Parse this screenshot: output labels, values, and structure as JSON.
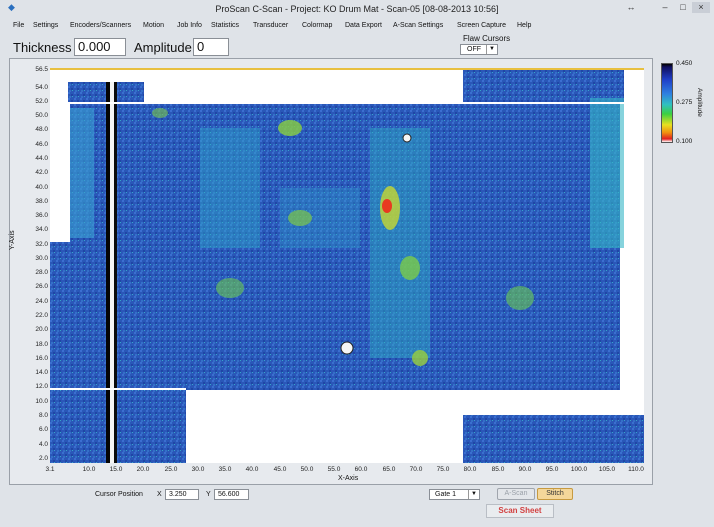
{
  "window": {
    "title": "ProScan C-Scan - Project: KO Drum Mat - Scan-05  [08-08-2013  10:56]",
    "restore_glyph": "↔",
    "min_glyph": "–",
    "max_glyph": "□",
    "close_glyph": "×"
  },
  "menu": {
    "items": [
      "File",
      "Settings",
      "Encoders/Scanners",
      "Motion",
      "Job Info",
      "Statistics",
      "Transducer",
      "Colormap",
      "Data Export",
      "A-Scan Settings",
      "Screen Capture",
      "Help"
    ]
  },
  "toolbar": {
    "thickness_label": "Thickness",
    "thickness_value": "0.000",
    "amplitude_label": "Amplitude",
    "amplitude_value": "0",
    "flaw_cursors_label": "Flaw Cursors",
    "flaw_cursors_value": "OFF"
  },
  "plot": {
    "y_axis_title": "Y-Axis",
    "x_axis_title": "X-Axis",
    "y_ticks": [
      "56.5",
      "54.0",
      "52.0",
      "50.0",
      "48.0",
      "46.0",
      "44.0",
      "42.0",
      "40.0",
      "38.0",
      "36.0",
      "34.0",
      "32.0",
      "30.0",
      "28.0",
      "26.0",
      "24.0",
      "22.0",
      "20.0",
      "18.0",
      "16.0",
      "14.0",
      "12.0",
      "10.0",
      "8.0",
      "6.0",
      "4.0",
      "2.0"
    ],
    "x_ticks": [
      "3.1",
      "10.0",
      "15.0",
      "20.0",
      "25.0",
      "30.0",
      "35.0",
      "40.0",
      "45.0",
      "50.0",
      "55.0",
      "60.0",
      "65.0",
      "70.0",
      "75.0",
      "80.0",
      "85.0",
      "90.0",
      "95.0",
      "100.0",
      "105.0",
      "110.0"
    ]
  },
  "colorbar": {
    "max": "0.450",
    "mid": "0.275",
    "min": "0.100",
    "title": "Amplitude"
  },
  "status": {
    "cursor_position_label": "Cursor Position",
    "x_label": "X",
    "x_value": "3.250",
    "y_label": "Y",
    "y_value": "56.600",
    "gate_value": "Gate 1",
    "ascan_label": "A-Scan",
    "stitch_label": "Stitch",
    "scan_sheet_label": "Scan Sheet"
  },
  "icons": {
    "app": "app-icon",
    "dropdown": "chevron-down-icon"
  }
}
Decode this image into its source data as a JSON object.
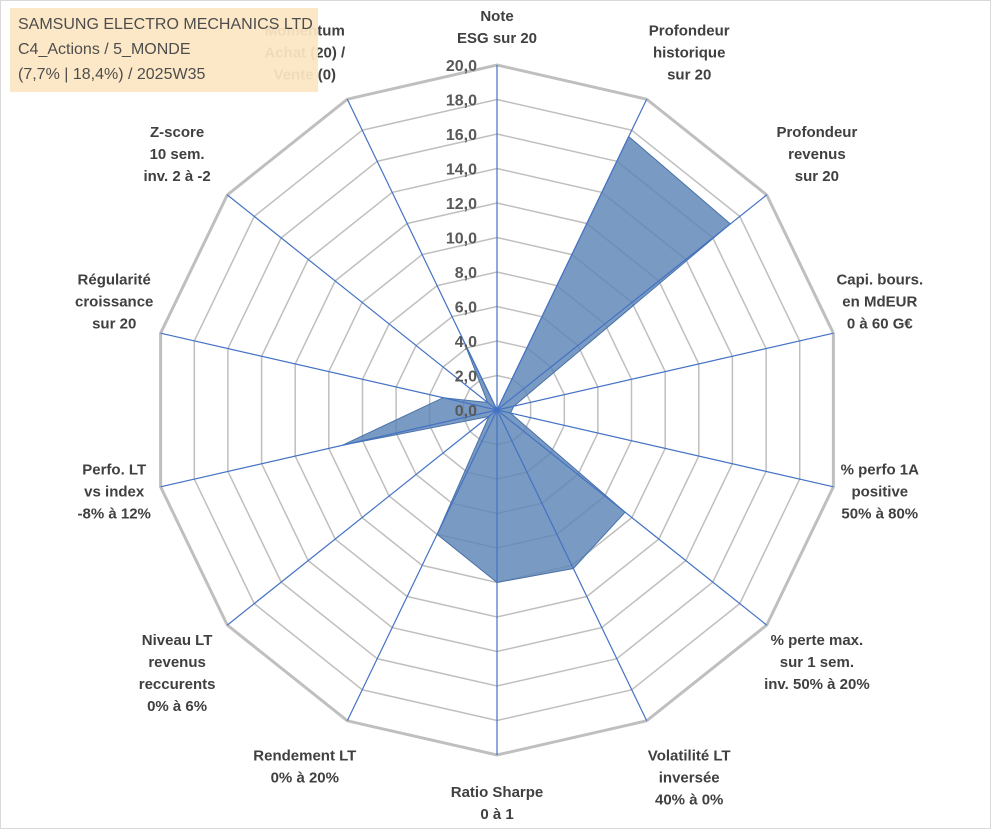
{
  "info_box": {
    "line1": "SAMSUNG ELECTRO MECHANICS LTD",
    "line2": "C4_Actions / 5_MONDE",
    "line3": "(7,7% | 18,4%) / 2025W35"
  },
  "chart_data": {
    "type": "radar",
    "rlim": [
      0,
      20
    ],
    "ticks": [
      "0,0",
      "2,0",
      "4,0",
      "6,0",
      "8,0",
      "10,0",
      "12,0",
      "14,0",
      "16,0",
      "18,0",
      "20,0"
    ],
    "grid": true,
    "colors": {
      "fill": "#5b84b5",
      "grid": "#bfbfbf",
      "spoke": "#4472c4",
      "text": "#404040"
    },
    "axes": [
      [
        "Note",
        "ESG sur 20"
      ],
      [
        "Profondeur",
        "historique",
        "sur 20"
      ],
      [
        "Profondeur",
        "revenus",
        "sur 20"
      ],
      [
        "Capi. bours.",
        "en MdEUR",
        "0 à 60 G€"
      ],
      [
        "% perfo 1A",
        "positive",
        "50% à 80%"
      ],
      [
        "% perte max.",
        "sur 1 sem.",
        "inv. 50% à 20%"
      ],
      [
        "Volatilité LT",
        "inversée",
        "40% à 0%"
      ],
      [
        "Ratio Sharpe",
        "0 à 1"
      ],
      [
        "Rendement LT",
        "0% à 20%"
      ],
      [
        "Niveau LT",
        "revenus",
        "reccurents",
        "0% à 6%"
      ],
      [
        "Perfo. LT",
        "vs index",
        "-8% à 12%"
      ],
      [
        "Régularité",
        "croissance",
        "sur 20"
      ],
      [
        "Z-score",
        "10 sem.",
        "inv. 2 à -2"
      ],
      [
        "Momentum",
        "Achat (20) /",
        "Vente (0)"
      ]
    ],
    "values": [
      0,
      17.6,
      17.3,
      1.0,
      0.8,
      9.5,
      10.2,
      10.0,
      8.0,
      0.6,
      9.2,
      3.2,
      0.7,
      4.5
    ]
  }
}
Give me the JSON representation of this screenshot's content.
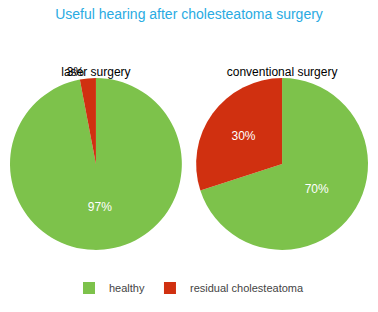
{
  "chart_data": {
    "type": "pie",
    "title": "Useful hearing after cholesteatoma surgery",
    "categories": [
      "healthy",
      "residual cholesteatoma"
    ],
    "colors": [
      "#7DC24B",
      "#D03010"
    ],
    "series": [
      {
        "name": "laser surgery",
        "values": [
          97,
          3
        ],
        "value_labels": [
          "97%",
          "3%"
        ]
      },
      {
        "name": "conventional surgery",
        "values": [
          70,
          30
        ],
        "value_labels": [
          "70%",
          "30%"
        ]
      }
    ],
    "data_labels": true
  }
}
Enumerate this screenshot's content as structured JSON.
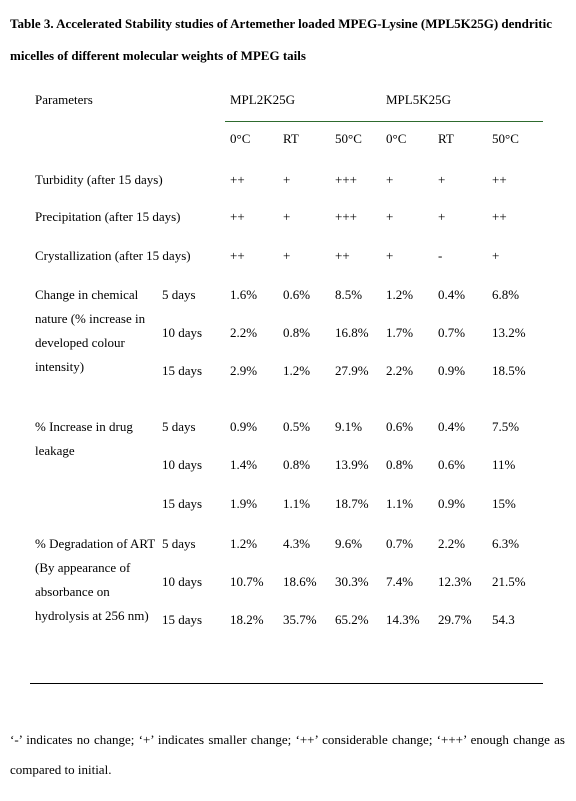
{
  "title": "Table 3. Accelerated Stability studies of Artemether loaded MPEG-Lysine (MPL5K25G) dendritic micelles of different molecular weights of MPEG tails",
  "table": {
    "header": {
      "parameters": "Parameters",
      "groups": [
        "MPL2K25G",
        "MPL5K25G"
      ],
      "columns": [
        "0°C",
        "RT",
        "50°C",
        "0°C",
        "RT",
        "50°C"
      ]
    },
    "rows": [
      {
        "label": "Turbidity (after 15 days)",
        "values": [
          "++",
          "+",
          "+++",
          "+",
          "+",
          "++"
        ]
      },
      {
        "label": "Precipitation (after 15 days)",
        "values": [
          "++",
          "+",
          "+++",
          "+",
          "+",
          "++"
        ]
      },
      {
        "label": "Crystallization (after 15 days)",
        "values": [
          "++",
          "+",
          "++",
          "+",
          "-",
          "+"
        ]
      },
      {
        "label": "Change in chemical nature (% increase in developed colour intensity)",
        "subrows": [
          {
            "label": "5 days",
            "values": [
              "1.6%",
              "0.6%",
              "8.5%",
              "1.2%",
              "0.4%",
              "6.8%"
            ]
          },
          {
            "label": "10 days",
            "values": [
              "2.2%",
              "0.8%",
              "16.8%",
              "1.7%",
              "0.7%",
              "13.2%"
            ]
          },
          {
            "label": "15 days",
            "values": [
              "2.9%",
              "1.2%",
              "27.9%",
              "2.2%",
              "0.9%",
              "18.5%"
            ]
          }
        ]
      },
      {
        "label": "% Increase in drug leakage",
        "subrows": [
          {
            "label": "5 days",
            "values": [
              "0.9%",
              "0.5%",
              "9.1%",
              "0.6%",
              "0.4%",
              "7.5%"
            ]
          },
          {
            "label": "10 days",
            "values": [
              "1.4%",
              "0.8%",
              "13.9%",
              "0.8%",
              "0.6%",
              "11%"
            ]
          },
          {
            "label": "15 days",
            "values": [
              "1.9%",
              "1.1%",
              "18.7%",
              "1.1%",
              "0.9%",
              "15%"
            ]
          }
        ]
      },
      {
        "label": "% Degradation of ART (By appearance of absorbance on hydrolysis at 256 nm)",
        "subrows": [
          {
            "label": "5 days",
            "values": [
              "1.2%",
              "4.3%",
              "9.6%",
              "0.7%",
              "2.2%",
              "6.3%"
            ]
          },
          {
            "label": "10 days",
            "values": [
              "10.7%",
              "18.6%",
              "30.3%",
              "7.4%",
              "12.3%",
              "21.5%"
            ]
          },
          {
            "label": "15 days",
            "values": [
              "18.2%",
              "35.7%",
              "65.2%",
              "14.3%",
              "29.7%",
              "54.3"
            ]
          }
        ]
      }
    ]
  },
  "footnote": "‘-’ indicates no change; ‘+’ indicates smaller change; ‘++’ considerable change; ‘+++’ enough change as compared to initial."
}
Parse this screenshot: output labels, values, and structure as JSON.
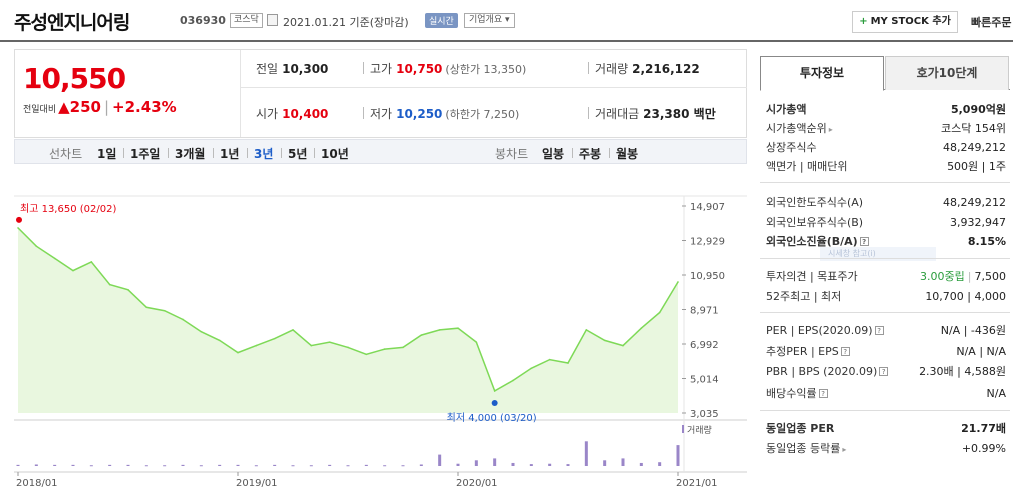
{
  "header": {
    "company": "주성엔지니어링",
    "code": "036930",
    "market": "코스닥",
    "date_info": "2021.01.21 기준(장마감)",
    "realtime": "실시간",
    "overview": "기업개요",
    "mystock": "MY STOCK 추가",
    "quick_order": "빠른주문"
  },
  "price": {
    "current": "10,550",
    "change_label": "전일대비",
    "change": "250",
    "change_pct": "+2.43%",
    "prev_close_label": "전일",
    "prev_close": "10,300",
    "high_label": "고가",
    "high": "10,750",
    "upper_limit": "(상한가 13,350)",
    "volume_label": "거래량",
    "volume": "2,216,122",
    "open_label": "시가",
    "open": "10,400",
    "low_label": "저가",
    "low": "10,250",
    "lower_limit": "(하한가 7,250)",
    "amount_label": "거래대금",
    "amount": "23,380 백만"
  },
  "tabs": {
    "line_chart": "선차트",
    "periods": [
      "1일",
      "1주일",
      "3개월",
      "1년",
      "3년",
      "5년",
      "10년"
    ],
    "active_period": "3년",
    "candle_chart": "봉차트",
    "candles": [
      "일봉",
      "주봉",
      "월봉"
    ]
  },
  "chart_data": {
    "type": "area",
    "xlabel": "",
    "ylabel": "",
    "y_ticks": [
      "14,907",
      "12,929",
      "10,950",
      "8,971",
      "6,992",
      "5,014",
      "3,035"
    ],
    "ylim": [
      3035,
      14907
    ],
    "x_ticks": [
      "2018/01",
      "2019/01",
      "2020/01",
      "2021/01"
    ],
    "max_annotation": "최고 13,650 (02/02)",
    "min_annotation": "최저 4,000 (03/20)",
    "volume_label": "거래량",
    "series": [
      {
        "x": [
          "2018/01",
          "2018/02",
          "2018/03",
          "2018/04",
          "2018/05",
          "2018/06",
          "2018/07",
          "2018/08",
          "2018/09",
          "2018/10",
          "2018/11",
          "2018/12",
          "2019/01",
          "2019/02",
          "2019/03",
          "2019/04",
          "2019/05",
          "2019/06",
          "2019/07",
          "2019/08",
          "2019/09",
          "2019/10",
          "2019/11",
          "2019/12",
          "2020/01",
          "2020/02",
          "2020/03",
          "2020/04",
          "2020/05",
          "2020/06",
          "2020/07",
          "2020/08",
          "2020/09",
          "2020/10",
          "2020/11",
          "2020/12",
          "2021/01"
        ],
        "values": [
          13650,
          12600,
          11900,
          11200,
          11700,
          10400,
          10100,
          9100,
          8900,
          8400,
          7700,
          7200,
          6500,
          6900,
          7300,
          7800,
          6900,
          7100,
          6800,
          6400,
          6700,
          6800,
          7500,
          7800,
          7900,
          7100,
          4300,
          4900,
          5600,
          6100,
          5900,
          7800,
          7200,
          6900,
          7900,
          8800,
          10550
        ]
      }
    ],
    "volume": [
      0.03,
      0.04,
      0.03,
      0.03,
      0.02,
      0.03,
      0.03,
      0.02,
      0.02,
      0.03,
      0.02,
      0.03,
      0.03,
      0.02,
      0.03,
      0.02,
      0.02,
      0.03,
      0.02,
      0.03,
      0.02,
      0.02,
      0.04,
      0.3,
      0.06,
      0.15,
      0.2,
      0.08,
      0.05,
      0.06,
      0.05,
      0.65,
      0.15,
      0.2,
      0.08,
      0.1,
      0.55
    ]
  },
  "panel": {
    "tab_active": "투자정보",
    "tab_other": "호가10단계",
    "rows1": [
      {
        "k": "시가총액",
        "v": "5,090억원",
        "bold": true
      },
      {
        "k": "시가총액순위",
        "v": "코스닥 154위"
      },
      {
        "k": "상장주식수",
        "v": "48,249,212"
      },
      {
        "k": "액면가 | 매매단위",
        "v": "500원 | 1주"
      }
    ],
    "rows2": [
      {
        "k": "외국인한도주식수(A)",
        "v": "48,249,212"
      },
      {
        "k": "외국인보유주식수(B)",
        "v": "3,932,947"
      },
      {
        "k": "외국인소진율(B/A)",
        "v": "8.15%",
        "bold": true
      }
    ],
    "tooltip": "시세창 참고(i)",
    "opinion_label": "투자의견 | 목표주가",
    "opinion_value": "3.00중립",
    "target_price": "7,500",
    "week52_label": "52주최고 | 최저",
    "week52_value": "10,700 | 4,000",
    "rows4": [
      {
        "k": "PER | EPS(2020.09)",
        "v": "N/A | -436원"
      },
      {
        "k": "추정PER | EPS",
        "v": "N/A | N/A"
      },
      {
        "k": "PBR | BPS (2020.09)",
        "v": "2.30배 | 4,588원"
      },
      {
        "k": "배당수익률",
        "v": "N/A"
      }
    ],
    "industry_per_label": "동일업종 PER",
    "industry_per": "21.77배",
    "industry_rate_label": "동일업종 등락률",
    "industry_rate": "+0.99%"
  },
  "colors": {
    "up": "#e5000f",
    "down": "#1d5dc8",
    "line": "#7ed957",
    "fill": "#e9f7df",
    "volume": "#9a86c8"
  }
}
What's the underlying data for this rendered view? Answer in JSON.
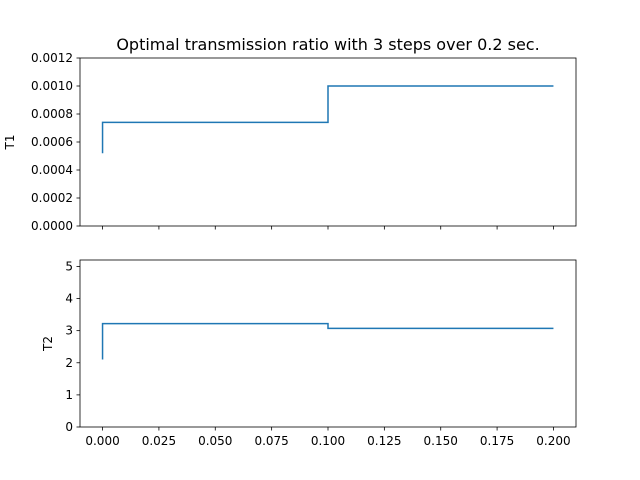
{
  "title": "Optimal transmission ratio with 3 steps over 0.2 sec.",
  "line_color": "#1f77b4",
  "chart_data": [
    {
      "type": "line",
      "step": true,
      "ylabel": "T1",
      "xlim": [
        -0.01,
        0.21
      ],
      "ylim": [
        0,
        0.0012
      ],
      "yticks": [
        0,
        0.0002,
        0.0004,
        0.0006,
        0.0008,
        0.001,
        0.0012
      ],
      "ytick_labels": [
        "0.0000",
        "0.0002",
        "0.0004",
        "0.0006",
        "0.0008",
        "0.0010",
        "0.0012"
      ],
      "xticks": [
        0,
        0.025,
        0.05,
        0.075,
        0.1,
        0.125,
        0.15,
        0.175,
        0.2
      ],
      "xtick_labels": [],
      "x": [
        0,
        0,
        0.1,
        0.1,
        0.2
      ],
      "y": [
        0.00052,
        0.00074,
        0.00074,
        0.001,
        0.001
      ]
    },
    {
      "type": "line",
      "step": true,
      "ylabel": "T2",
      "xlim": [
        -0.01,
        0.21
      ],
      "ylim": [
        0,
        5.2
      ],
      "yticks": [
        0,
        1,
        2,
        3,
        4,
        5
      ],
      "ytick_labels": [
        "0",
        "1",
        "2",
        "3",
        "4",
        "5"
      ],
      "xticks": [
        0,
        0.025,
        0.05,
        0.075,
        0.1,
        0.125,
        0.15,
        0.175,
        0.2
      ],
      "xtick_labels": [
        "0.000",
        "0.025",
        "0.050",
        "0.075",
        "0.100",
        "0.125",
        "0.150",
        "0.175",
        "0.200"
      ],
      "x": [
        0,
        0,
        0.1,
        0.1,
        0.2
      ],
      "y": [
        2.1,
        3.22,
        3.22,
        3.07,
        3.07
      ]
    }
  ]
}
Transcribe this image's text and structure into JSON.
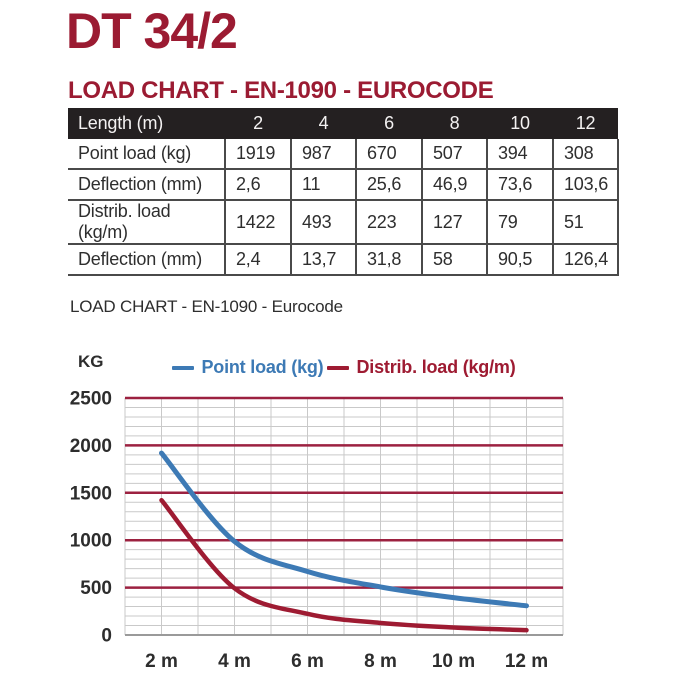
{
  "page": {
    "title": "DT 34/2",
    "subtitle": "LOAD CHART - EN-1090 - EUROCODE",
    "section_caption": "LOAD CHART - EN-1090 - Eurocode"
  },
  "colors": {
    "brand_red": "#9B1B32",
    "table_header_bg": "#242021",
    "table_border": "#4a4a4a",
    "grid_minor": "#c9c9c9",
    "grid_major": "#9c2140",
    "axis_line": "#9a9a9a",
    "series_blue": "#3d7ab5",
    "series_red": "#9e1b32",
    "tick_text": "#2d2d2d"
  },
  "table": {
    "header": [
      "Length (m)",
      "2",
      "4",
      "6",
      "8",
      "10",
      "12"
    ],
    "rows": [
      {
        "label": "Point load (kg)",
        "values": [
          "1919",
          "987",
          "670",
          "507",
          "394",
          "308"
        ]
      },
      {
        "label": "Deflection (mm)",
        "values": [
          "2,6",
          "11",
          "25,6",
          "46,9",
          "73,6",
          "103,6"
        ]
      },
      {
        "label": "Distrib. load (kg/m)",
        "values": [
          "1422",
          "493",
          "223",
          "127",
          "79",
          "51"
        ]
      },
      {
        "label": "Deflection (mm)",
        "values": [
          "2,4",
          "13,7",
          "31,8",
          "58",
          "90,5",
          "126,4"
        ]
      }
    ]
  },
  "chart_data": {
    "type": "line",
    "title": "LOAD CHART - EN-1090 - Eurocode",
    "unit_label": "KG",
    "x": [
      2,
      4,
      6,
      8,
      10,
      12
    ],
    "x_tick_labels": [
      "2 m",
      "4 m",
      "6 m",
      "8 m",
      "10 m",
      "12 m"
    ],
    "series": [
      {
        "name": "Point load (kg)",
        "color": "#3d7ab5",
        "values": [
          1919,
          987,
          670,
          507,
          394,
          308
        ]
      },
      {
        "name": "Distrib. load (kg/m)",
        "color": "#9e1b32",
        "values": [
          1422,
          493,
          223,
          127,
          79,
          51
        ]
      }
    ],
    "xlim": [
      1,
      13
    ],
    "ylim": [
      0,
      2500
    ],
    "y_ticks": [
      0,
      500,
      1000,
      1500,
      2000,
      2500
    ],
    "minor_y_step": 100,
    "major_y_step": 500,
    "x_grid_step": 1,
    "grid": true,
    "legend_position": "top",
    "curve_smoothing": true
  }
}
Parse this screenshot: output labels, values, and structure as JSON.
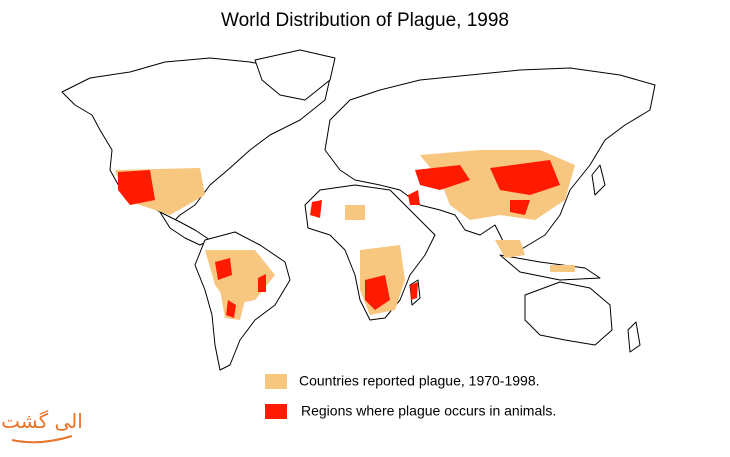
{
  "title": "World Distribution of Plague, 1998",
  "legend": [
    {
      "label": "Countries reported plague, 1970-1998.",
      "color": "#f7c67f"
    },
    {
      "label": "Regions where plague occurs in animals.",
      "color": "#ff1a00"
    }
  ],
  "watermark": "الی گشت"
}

..............................

● Requirement
Copy each line of the entries that includes the word "cholesteatoma".

● Result below
    "title": "Useful hearing after cholesteatoma surgery",
      "residual cholesteatoma"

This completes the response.